Figure content listings:
════════════════

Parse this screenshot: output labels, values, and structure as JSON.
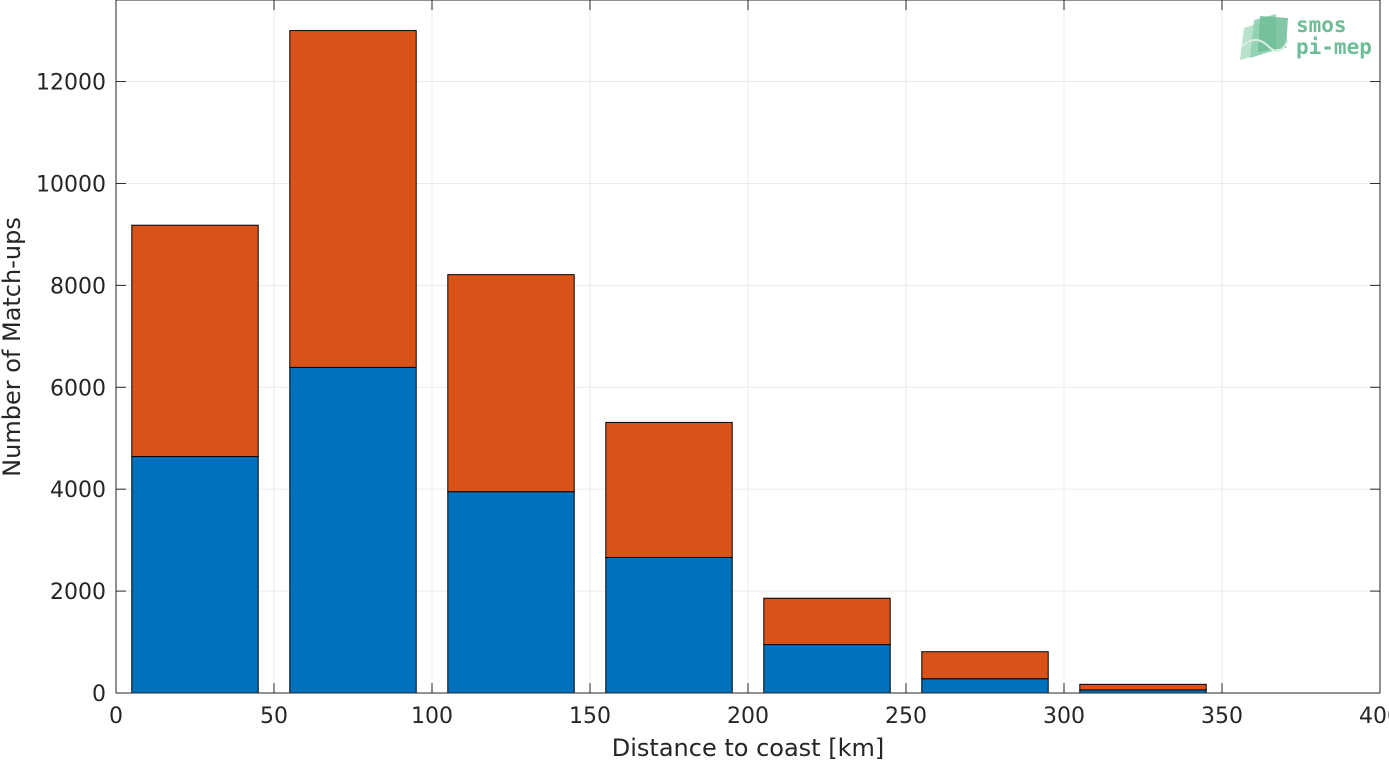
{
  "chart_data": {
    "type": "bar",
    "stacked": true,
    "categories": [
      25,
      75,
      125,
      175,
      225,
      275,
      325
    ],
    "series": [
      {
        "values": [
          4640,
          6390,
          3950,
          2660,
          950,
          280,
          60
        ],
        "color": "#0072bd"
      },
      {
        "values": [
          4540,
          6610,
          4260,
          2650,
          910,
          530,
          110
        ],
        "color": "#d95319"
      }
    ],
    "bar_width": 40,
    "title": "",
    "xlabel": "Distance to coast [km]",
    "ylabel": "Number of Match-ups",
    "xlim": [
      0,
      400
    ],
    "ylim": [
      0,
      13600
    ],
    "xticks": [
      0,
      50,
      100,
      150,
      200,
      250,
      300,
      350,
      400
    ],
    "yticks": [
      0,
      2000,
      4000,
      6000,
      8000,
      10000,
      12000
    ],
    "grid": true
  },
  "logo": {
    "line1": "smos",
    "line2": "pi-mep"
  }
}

════════════════

**Work to do:** Transcribe all of the material exactly, leaving out whatever pictures it contains.

**Output for this exercise:**
Parse this screenshot: output labels, values, and structure as JSON.
{
  "chart_data": {
    "type": "bar",
    "stacked": true,
    "categories": [
      25,
      75,
      125,
      175,
      225,
      275,
      325
    ],
    "series": [
      {
        "values": [
          4640,
          6390,
          3950,
          2660,
          950,
          280,
          60
        ],
        "color": "#0072bd"
      },
      {
        "values": [
          4540,
          6610,
          4260,
          2650,
          910,
          530,
          110
        ],
        "color": "#d95319"
      }
    ],
    "bar_width": 40,
    "title": "",
    "xlabel": "Distance to coast [km]",
    "ylabel": "Number of Match-ups",
    "xlim": [
      0,
      400
    ],
    "ylim": [
      0,
      13600
    ],
    "xticks": [
      0,
      50,
      100,
      150,
      200,
      250,
      300,
      350,
      400
    ],
    "yticks": [
      0,
      2000,
      4000,
      6000,
      8000,
      10000,
      12000
    ],
    "grid": true
  },
  "logo": {
    "line1": "smos",
    "line2": "pi-mep"
  }
}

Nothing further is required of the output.